>> start Given entries

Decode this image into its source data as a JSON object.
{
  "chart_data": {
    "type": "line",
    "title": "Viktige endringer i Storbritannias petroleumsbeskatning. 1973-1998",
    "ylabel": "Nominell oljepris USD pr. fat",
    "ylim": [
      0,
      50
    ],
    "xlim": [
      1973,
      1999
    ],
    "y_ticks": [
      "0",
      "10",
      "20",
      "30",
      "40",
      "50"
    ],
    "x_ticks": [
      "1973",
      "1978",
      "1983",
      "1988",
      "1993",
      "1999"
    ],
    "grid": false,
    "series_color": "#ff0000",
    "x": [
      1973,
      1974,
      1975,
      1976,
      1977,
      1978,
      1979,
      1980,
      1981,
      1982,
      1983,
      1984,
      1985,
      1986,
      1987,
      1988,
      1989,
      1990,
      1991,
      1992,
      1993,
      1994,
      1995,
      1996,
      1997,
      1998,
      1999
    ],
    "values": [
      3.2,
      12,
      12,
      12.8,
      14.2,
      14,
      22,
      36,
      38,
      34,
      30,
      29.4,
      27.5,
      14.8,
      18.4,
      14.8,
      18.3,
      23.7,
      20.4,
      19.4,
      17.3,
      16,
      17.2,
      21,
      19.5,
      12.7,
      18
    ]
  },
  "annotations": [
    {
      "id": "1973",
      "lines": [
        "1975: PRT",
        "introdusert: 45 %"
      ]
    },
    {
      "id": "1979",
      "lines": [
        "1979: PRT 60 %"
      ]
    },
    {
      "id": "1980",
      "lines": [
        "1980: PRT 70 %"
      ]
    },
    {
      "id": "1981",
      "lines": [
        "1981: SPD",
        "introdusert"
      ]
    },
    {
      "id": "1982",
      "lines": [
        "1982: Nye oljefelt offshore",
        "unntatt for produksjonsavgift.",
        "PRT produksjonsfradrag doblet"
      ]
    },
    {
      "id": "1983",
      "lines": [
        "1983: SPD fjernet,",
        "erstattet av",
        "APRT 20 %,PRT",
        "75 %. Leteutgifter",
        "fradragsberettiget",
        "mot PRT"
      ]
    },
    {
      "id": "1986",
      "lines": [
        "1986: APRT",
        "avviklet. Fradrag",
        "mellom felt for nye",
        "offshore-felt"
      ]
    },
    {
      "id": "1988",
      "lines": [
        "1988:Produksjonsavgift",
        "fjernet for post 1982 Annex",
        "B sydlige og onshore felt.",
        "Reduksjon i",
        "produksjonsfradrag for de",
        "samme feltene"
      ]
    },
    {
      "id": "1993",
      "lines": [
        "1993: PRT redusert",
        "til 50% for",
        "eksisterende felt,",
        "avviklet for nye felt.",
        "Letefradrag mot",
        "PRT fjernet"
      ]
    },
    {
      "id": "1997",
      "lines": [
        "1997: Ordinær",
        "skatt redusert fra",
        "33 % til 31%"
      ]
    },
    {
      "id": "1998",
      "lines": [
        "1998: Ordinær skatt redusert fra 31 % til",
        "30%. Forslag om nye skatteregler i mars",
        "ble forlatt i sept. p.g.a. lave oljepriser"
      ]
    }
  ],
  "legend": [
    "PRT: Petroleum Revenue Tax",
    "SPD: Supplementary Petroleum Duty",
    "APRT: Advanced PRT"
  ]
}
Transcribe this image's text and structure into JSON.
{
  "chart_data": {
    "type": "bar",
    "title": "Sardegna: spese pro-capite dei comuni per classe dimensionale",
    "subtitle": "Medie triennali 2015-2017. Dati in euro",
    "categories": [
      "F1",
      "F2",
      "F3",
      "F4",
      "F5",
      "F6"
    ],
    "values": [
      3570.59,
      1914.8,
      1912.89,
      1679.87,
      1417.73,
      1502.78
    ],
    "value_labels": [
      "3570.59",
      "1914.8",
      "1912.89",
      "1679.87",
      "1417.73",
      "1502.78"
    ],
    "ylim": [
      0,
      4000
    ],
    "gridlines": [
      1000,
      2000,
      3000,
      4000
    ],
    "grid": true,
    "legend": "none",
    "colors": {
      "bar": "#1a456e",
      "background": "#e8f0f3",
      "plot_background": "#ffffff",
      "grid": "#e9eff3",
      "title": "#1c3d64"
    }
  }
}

>> end Given entries

**The exercise:**
Set down only these lines, exactly: the line containing "Transcribe this image's" and each line after it, through the end of the listing.

**Response:**
Transcribe this image's text and structure into JSON.
{
  "chart_data": {
    "type": "bar",
    "title": "Sardegna: spese pro-capite dei comuni per classe dimensionale",
    "subtitle": "Medie triennali 2015-2017. Dati in euro",
    "categories": [
      "F1",
      "F2",
      "F3",
      "F4",
      "F5",
      "F6"
    ],
    "values": [
      3570.59,
      1914.8,
      1912.89,
      1679.87,
      1417.73,
      1502.78
    ],
    "value_labels": [
      "3570.59",
      "1914.8",
      "1912.89",
      "1679.87",
      "1417.73",
      "1502.78"
    ],
    "ylim": [
      0,
      4000
    ],
    "gridlines": [
      1000,
      2000,
      3000,
      4000
    ],
    "grid": true,
    "legend": "none",
    "colors": {
      "bar": "#1a456e",
      "background": "#e8f0f3",
      "plot_background": "#ffffff",
      "grid": "#e9eff3",
      "title": "#1c3d64"
    }
  }
}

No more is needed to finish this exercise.